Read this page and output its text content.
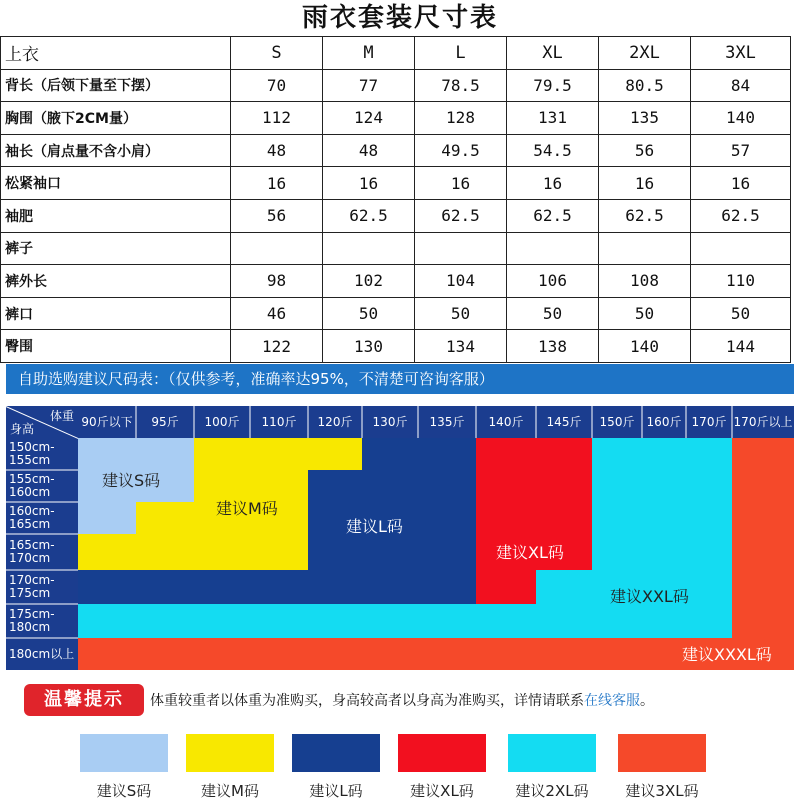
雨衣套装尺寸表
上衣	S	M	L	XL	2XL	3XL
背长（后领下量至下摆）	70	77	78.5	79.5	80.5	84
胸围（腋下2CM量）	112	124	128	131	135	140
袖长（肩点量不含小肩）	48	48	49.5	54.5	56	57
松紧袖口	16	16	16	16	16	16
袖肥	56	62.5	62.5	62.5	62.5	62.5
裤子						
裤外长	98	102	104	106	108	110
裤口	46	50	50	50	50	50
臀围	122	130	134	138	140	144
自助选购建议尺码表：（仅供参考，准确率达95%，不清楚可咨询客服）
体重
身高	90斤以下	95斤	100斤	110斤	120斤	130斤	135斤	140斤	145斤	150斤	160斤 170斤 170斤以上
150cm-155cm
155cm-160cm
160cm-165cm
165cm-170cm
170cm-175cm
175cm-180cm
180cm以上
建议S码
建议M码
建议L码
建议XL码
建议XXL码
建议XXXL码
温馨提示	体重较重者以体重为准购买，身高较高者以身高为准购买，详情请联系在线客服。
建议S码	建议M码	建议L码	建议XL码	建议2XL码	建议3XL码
==
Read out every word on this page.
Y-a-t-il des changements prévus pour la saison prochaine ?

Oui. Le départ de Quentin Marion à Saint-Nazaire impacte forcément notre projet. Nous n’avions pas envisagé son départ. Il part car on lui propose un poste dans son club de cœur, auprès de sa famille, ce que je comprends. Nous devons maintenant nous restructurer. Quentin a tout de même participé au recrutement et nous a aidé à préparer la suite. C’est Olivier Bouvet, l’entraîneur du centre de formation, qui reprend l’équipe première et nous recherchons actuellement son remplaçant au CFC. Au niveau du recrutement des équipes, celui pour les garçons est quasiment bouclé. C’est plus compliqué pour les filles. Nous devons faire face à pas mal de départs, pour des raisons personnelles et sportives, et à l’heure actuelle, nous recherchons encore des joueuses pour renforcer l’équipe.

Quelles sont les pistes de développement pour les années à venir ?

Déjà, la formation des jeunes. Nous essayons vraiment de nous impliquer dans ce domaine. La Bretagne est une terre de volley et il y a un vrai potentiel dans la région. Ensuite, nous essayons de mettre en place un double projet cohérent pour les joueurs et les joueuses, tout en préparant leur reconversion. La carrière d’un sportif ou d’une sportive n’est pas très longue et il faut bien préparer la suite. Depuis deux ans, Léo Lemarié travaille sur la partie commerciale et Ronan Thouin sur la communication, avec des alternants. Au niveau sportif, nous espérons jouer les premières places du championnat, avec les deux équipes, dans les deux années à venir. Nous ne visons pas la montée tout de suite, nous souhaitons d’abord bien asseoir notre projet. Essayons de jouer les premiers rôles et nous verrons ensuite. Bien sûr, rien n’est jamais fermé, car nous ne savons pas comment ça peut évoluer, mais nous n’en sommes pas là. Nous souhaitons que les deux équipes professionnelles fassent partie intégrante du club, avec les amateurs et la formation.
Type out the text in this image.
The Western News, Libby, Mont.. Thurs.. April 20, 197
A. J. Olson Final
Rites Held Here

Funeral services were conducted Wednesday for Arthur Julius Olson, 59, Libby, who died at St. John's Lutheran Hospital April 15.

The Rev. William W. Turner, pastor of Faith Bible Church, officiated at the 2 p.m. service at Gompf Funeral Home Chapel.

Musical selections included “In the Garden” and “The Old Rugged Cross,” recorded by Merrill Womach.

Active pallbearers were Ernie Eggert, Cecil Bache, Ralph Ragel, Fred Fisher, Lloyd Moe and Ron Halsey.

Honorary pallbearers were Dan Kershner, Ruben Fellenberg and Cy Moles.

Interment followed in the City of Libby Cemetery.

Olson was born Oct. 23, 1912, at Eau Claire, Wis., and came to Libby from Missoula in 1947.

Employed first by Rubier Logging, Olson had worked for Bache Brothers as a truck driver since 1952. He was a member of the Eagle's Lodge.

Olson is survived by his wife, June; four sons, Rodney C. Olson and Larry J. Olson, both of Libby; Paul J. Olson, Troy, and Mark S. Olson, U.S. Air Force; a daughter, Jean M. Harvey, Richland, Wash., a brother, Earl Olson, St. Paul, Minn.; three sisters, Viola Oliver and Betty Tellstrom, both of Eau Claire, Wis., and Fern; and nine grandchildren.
* * *
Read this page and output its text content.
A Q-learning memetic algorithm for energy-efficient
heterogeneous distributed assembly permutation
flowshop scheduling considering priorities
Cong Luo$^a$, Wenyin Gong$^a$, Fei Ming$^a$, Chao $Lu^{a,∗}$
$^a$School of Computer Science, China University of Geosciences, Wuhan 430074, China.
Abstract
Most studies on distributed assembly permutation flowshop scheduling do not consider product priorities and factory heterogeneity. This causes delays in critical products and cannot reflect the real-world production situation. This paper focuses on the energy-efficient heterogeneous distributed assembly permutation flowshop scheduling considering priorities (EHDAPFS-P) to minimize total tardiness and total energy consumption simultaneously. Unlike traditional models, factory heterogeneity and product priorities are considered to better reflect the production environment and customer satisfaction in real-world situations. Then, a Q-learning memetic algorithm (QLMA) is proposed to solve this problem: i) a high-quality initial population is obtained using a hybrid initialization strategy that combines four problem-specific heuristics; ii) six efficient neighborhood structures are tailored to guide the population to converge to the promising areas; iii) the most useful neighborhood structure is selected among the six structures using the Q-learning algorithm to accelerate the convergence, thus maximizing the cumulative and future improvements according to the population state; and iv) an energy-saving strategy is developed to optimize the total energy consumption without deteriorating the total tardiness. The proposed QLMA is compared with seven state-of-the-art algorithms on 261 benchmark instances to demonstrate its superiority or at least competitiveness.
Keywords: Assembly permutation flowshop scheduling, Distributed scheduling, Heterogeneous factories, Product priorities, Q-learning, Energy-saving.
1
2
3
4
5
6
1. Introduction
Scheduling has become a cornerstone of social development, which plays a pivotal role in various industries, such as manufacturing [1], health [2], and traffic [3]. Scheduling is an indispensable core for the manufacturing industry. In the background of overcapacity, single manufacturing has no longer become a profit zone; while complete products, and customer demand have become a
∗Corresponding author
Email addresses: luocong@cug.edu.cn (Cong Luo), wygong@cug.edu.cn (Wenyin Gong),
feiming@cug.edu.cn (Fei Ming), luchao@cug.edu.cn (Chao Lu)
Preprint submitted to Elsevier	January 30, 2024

## WHAT YOU ARE ASKED TO DO
Extract every line that has the string "Wenyin" in it.

## RESULT OF THIS TASK
Cong Luo$^a$, Wenyin Gong$^a$, Fei Ming$^a$, Chao $Lu^{a,∗}$
Email addresses: luocong@cug.edu.cn (Cong Luo), wygong@cug.edu.cn (Wenyin Gong),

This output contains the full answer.